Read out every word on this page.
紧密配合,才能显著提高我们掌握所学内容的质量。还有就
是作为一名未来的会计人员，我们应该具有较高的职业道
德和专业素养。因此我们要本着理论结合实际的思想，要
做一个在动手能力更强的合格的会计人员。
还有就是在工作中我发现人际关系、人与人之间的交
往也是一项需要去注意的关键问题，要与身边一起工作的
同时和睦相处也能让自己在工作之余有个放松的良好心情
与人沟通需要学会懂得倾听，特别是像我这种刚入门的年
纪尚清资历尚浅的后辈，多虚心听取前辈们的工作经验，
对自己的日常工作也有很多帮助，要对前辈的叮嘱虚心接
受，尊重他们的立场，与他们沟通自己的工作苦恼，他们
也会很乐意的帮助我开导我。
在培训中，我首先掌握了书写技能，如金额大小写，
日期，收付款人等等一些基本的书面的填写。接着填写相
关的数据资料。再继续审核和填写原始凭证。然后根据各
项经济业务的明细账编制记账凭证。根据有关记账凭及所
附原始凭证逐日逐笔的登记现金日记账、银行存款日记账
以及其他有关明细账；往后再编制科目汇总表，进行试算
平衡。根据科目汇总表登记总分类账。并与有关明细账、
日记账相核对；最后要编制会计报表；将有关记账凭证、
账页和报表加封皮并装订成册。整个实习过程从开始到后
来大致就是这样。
——
* _Task description_
Return each entry from above without altering a single character.

* _The result_
Read out every word on this page.
紧密配合,才能显著提高我们掌握所学内容的质量。还有就
是作为一名未来的会计人员，我们应该具有较高的职业道
德和专业素养。因此我们要本着理论结合实际的思想，要
做一个在动手能力更强的合格的会计人员。
还有就是在工作中我发现人际关系、人与人之间的交
往也是一项需要去注意的关键问题，要与身边一起工作的
同时和睦相处也能让自己在工作之余有个放松的良好心情
与人沟通需要学会懂得倾听，特别是像我这种刚入门的年
纪尚清资历尚浅的后辈，多虚心听取前辈们的工作经验，
对自己的日常工作也有很多帮助，要对前辈的叮嘱虚心接
受，尊重他们的立场，与他们沟通自己的工作苦恼，他们
也会很乐意的帮助我开导我。
在培训中，我首先掌握了书写技能，如金额大小写，
日期，收付款人等等一些基本的书面的填写。接着填写相
关的数据资料。再继续审核和填写原始凭证。然后根据各
项经济业务的明细账编制记账凭证。根据有关记账凭及所
附原始凭证逐日逐笔的登记现金日记账、银行存款日记账
以及其他有关明细账；往后再编制科目汇总表，进行试算
平衡。根据科目汇总表登记总分类账。并与有关明细账、
日记账相核对；最后要编制会计报表；将有关记账凭证、
账页和报表加封皮并装订成册。整个实习过程从开始到后
来大致就是这样。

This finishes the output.